Aim of the task: In the entries that follow, count each line containing "Steps" and state the total, nothing more.
— BEGIN —
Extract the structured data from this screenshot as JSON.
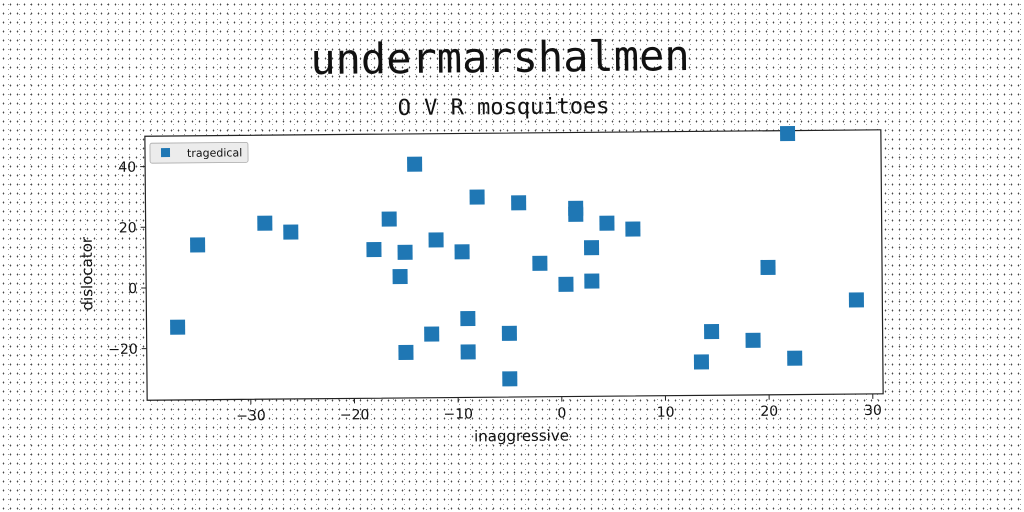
{
  "figure": {
    "suptitle": "undermarshalmen"
  },
  "chart_data": {
    "type": "scatter",
    "title": "O V R mosquitoes",
    "xlabel": "inaggressive",
    "ylabel": "dislocator",
    "xlim": [
      -40,
      31
    ],
    "ylim": [
      -37,
      50
    ],
    "xticks": [
      -30,
      -20,
      -10,
      0,
      10,
      20,
      30
    ],
    "yticks": [
      -20,
      0,
      20,
      40
    ],
    "grid": false,
    "legend_position": "top-left",
    "marker": "square",
    "series": [
      {
        "name": "tragedical",
        "color": "#1f77b4",
        "points": [
          [
            -37,
            -13
          ],
          [
            -35,
            14
          ],
          [
            -28.5,
            21
          ],
          [
            -26,
            18
          ],
          [
            -18,
            12
          ],
          [
            -16.5,
            22
          ],
          [
            -15.5,
            3
          ],
          [
            -15,
            11
          ],
          [
            -15,
            -22
          ],
          [
            -14,
            40
          ],
          [
            -12.5,
            -16
          ],
          [
            -12,
            15
          ],
          [
            -9.5,
            11
          ],
          [
            -9,
            -22
          ],
          [
            -9,
            -11
          ],
          [
            -8,
            29
          ],
          [
            -5,
            -16
          ],
          [
            -5,
            -31
          ],
          [
            -4,
            27
          ],
          [
            -2,
            7
          ],
          [
            0.5,
            0
          ],
          [
            1.5,
            25
          ],
          [
            1.5,
            23
          ],
          [
            3,
            12
          ],
          [
            3,
            1
          ],
          [
            4.5,
            20
          ],
          [
            7,
            18
          ],
          [
            13.5,
            -26
          ],
          [
            14.5,
            -16
          ],
          [
            18.5,
            -19
          ],
          [
            20,
            5
          ],
          [
            22,
            49
          ],
          [
            22.5,
            -25
          ],
          [
            28.5,
            -6
          ]
        ]
      }
    ]
  }
}
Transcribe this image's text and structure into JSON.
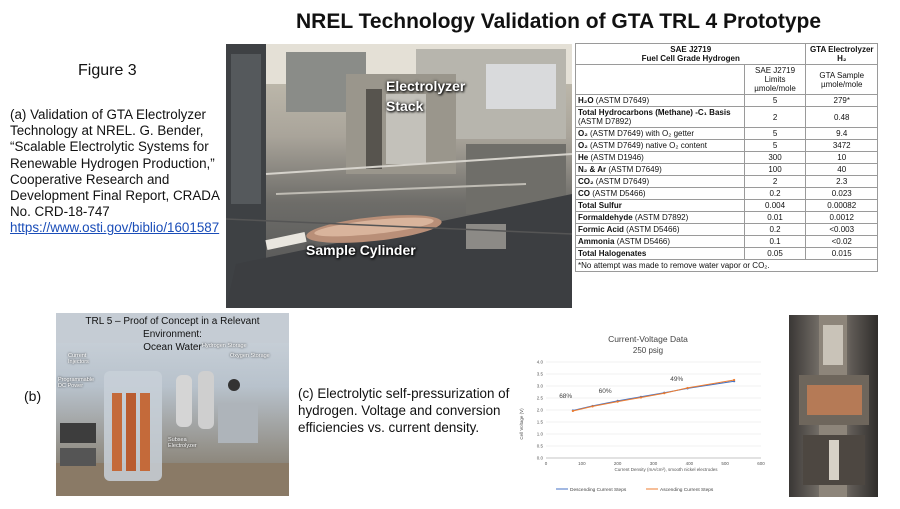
{
  "slide": {
    "title": "NREL Technology Validation of GTA TRL 4 Prototype",
    "figure_label": "Figure 3",
    "caption_a": "(a) Validation of GTA Electrolyzer Technology at NREL. G. Bender, “Scalable Electrolytic Systems for Renewable Hydrogen Production,” Cooperative Research and Development Final Report, CRADA No. CRD-18-747",
    "caption_a_link": "https://www.osti.gov/biblio/1601587",
    "photo_main_labels": {
      "electrolyzer": "Electrolyzer",
      "stack": "Stack",
      "cylinder": "Sample Cylinder"
    },
    "label_b": "(b)",
    "caption_c": "(c) Electrolytic self-pressurization of hydrogen. Voltage and conversion efficiencies vs. current density."
  },
  "trl5": {
    "header_line1": "TRL 5 – Proof of Concept in a Relevant Environment:",
    "header_line2": "Ocean Water",
    "tags": {
      "current_injectors": "Current Injectors",
      "power": "Programmable DC Power",
      "hydrogen": "Hydrogen Storage",
      "oxygen": "Oxygen Storage",
      "subsea": "Subsea Electrolyzer"
    }
  },
  "table": {
    "head_left": "SAE J2719",
    "head_left2": "Fuel Cell Grade Hydrogen",
    "head_right": "GTA Electrolyzer H₂",
    "col2": "SAE J2719 Limits",
    "col3": "GTA Sample",
    "unit": "µmole/mole",
    "rows": [
      {
        "name": "H₂O",
        "detail": "(ASTM D7649)",
        "limit": "5",
        "sample": "279*"
      },
      {
        "name": "Total Hydrocarbons (Methane) -C₁ Basis",
        "detail": "(ASTM D7892)",
        "limit": "2",
        "sample": "0.48"
      },
      {
        "name": "O₂",
        "detail": "(ASTM D7649) with O₂ getter",
        "limit": "5",
        "sample": "9.4"
      },
      {
        "name": "O₂",
        "detail": "(ASTM D7649) native O₂ content",
        "limit": "5",
        "sample": "3472"
      },
      {
        "name": "He",
        "detail": "(ASTM D1946)",
        "limit": "300",
        "sample": "10"
      },
      {
        "name": "N₂ & Ar",
        "detail": "(ASTM D7649)",
        "limit": "100",
        "sample": "40"
      },
      {
        "name": "CO₂",
        "detail": "(ASTM D7649)",
        "limit": "2",
        "sample": "2.3"
      },
      {
        "name": "CO",
        "detail": "(ASTM D5466)",
        "limit": "0.2",
        "sample": "0.023"
      },
      {
        "name": "Total Sulfur",
        "detail": "",
        "limit": "0.004",
        "sample": "0.00082"
      },
      {
        "name": "Formaldehyde",
        "detail": "(ASTM D7892)",
        "limit": "0.01",
        "sample": "0.0012"
      },
      {
        "name": "Formic Acid",
        "detail": "(ASTM D5466)",
        "limit": "0.2",
        "sample": "<0.003"
      },
      {
        "name": "Ammonia",
        "detail": "(ASTM D5466)",
        "limit": "0.1",
        "sample": "<0.02"
      },
      {
        "name": "Total Halogenates",
        "detail": "",
        "limit": "0.05",
        "sample": "0.015"
      }
    ],
    "footnote": "*No attempt was made to remove water vapor or CO₂."
  },
  "chart_data": {
    "type": "line",
    "title": "Current-Voltage Data",
    "subtitle": "250 psig",
    "xlabel": "Current Density (mA/cm²), smooth nickel electrodes",
    "ylabel": "Cell Voltage (V)",
    "xlim": [
      0,
      600
    ],
    "ylim": [
      0,
      4.0
    ],
    "xticks": [
      0,
      100,
      200,
      300,
      400,
      500,
      600
    ],
    "yticks": [
      0,
      0.5,
      1.0,
      1.5,
      2.0,
      2.5,
      3.0,
      3.5,
      4.0
    ],
    "series": [
      {
        "name": "Descending Current Steps",
        "color": "#4472c4",
        "x": [
          75,
          130,
          200,
          265,
          330,
          395,
          525
        ],
        "y": [
          1.98,
          2.17,
          2.38,
          2.55,
          2.72,
          2.9,
          3.2
        ]
      },
      {
        "name": "Ascending Current Steps",
        "color": "#ed7d31",
        "x": [
          75,
          130,
          200,
          265,
          330,
          395,
          525
        ],
        "y": [
          1.96,
          2.15,
          2.35,
          2.52,
          2.7,
          2.92,
          3.25
        ]
      }
    ],
    "annotations": [
      {
        "text": "68%",
        "x": 55,
        "y": 2.5
      },
      {
        "text": "60%",
        "x": 165,
        "y": 2.7
      },
      {
        "text": "49%",
        "x": 365,
        "y": 3.2
      }
    ],
    "legend_position": "bottom"
  }
}
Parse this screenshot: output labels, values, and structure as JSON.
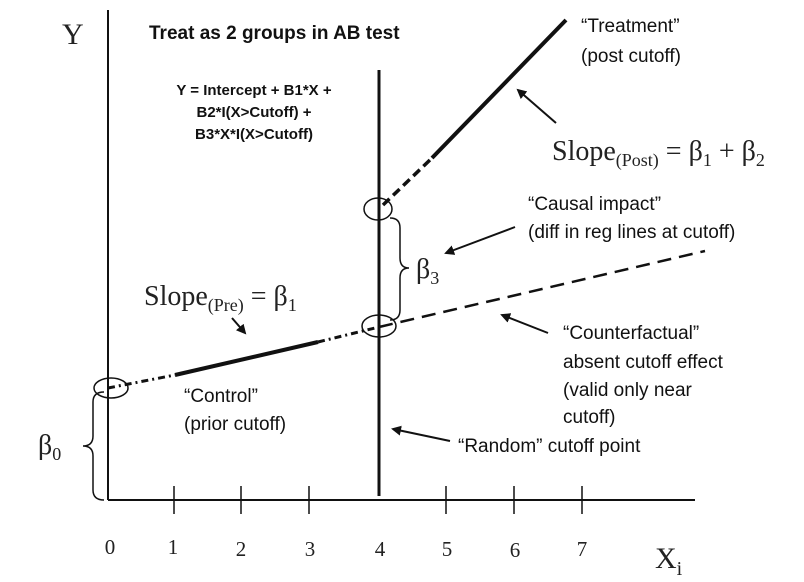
{
  "axes": {
    "y_label": "Y",
    "x_label": "X",
    "x_label_sub": "i",
    "x_ticks": [
      "0",
      "1",
      "2",
      "3",
      "4",
      "5",
      "6",
      "7"
    ]
  },
  "title": "Treat as 2 groups in AB test",
  "equation": {
    "line1": "Y = Intercept + B1*X +",
    "line2": "B2*I(X>Cutoff) +",
    "line3": "B3*X*I(X>Cutoff)"
  },
  "labels": {
    "treatment_line1": "“Treatment”",
    "treatment_line2": "(post cutoff)",
    "slope_post_main": "Slope",
    "slope_post_sub": "(Post)",
    "slope_post_eq": " = β",
    "slope_post_sub1": "1",
    "slope_post_plus": " + β",
    "slope_post_sub2": "2",
    "causal_line1": "“Causal impact”",
    "causal_line2": "(diff in reg lines at cutoff)",
    "beta3": "β",
    "beta3_sub": "3",
    "slope_pre_main": "Slope",
    "slope_pre_sub": "(Pre)",
    "slope_pre_eq": " = β",
    "slope_pre_sub1": "1",
    "counterfactual_line1": "“Counterfactual”",
    "counterfactual_line2": "absent cutoff effect",
    "counterfactual_line3": "(valid only near",
    "counterfactual_line4": "cutoff)",
    "control_line1": "“Control”",
    "control_line2": "(prior cutoff)",
    "random_cutoff": "“Random” cutoff point",
    "beta0": "β",
    "beta0_sub": "0"
  },
  "colors": {
    "ink": "#111111"
  }
}
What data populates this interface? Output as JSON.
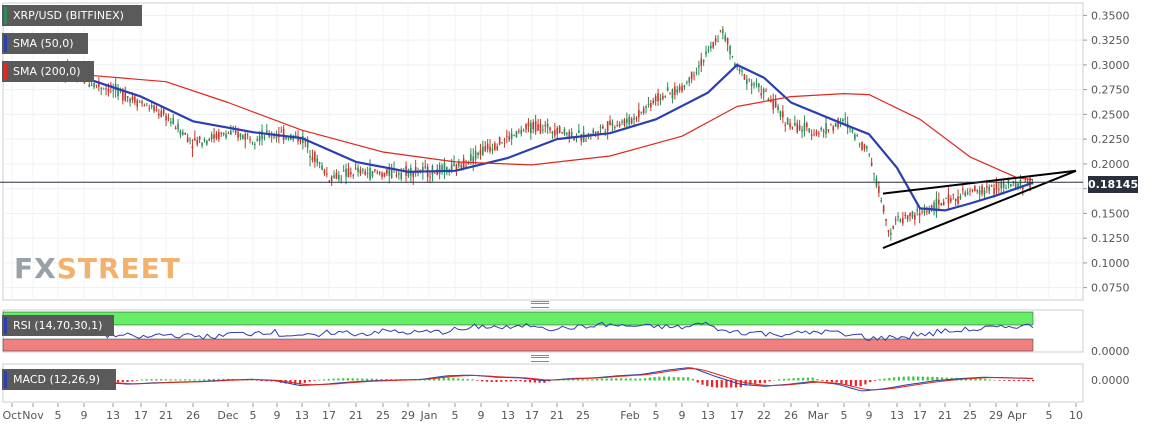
— END —
Exercise solution: 2